Dataset items:
-- Begin --
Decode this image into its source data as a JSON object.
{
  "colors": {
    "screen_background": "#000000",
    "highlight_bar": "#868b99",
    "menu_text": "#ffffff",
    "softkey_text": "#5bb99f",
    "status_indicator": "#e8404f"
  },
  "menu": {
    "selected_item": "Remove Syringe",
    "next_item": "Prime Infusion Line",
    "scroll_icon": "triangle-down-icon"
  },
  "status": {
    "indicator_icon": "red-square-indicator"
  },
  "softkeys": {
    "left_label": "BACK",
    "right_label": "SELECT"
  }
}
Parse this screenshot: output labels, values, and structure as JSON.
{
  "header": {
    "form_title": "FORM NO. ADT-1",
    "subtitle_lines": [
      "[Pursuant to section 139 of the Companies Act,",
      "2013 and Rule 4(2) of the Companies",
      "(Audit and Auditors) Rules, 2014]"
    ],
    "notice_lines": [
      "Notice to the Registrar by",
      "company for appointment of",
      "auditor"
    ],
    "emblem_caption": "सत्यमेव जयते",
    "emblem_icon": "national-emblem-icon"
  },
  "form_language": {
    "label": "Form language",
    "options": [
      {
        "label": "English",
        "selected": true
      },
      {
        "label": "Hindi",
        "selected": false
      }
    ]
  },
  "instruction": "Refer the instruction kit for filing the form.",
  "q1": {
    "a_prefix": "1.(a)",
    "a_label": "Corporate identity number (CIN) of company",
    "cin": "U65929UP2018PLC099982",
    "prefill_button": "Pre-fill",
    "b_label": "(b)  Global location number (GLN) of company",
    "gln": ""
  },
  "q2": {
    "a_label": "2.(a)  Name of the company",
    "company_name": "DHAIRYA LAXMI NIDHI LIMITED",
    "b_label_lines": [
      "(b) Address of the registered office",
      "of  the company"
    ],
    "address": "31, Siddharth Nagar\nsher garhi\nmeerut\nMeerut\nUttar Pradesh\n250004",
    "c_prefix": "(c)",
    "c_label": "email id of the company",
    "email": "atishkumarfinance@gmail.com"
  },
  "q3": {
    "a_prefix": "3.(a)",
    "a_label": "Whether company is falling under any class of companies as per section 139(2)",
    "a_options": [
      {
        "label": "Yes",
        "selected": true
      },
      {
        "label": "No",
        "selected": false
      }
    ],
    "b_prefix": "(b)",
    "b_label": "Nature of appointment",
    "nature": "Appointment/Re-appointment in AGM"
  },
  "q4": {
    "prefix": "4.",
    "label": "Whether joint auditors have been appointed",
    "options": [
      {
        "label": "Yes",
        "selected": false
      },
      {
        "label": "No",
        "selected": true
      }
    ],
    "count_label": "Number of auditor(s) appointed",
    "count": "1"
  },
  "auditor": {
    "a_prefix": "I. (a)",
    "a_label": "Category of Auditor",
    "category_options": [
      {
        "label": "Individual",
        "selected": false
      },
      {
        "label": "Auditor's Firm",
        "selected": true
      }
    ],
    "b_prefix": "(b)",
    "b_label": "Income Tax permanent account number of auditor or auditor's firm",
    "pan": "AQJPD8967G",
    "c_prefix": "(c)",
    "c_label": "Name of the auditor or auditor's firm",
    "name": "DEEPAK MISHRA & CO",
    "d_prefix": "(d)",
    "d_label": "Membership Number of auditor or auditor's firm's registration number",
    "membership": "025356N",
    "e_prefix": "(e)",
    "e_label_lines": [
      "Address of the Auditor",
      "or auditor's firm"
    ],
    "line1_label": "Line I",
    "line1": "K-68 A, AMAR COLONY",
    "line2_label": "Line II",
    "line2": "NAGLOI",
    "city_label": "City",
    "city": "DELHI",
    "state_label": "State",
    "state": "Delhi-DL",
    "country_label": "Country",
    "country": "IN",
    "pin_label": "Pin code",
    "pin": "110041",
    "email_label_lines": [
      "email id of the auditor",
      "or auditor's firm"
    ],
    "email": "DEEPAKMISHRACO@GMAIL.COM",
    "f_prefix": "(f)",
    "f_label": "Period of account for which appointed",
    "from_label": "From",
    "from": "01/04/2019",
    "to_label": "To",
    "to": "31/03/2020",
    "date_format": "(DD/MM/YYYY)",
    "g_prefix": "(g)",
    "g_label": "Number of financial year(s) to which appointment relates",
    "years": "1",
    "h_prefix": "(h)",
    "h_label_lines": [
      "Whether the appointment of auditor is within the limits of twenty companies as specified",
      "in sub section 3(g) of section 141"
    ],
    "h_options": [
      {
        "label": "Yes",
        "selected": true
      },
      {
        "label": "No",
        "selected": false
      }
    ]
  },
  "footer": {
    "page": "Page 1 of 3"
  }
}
-- End --
— Goal of the exercise —
Type out the entries again, word for word.

— Finished exercise —
Decode this image into its source data as a JSON object.
{
  "colors": {
    "screen_background": "#000000",
    "highlight_bar": "#868b99",
    "menu_text": "#ffffff",
    "softkey_text": "#5bb99f",
    "status_indicator": "#e8404f"
  },
  "menu": {
    "selected_item": "Remove Syringe",
    "next_item": "Prime Infusion Line",
    "scroll_icon": "triangle-down-icon"
  },
  "status": {
    "indicator_icon": "red-square-indicator"
  },
  "softkeys": {
    "left_label": "BACK",
    "right_label": "SELECT"
  }
}
Parse this screenshot: output labels, values, and structure as JSON.
{
  "header": {
    "form_title": "FORM NO. ADT-1",
    "subtitle_lines": [
      "[Pursuant to section 139 of the Companies Act,",
      "2013 and Rule 4(2) of the Companies",
      "(Audit and Auditors) Rules, 2014]"
    ],
    "notice_lines": [
      "Notice to the Registrar by",
      "company for appointment of",
      "auditor"
    ],
    "emblem_caption": "सत्यमेव जयते",
    "emblem_icon": "national-emblem-icon"
  },
  "form_language": {
    "label": "Form language",
    "options": [
      {
        "label": "English",
        "selected": true
      },
      {
        "label": "Hindi",
        "selected": false
      }
    ]
  },
  "instruction": "Refer the instruction kit for filing the form.",
  "q1": {
    "a_prefix": "1.(a)",
    "a_label": "Corporate identity number (CIN) of company",
    "cin": "U65929UP2018PLC099982",
    "prefill_button": "Pre-fill",
    "b_label": "(b)  Global location number (GLN) of company",
    "gln": ""
  },
  "q2": {
    "a_label": "2.(a)  Name of the company",
    "company_name": "DHAIRYA LAXMI NIDHI LIMITED",
    "b_label_lines": [
      "(b) Address of the registered office",
      "of  the company"
    ],
    "address": "31, Siddharth Nagar\nsher garhi\nmeerut\nMeerut\nUttar Pradesh\n250004",
    "c_prefix": "(c)",
    "c_label": "email id of the company",
    "email": "atishkumarfinance@gmail.com"
  },
  "q3": {
    "a_prefix": "3.(a)",
    "a_label": "Whether company is falling under any class of companies as per section 139(2)",
    "a_options": [
      {
        "label": "Yes",
        "selected": true
      },
      {
        "label": "No",
        "selected": false
      }
    ],
    "b_prefix": "(b)",
    "b_label": "Nature of appointment",
    "nature": "Appointment/Re-appointment in AGM"
  },
  "q4": {
    "prefix": "4.",
    "label": "Whether joint auditors have been appointed",
    "options": [
      {
        "label": "Yes",
        "selected": false
      },
      {
        "label": "No",
        "selected": true
      }
    ],
    "count_label": "Number of auditor(s) appointed",
    "count": "1"
  },
  "auditor": {
    "a_prefix": "I. (a)",
    "a_label": "Category of Auditor",
    "category_options": [
      {
        "label": "Individual",
        "selected": false
      },
      {
        "label": "Auditor's Firm",
        "selected": true
      }
    ],
    "b_prefix": "(b)",
    "b_label": "Income Tax permanent account number of auditor or auditor's firm",
    "pan": "AQJPD8967G",
    "c_prefix": "(c)",
    "c_label": "Name of the auditor or auditor's firm",
    "name": "DEEPAK MISHRA & CO",
    "d_prefix": "(d)",
    "d_label": "Membership Number of auditor or auditor's firm's registration number",
    "membership": "025356N",
    "e_prefix": "(e)",
    "e_label_lines": [
      "Address of the Auditor",
      "or auditor's firm"
    ],
    "line1_label": "Line I",
    "line1": "K-68 A, AMAR COLONY",
    "line2_label": "Line II",
    "line2": "NAGLOI",
    "city_label": "City",
    "city": "DELHI",
    "state_label": "State",
    "state": "Delhi-DL",
    "country_label": "Country",
    "country": "IN",
    "pin_label": "Pin code",
    "pin": "110041",
    "email_label_lines": [
      "email id of the auditor",
      "or auditor's firm"
    ],
    "email": "DEEPAKMISHRACO@GMAIL.COM",
    "f_prefix": "(f)",
    "f_label": "Period of account for which appointed",
    "from_label": "From",
    "from": "01/04/2019",
    "to_label": "To",
    "to": "31/03/2020",
    "date_format": "(DD/MM/YYYY)",
    "g_prefix": "(g)",
    "g_label": "Number of financial year(s) to which appointment relates",
    "years": "1",
    "h_prefix": "(h)",
    "h_label_lines": [
      "Whether the appointment of auditor is within the limits of twenty companies as specified",
      "in sub section 3(g) of section 141"
    ],
    "h_options": [
      {
        "label": "Yes",
        "selected": true
      },
      {
        "label": "No",
        "selected": false
      }
    ]
  },
  "footer": {
    "page": "Page 1 of 3"
  }
}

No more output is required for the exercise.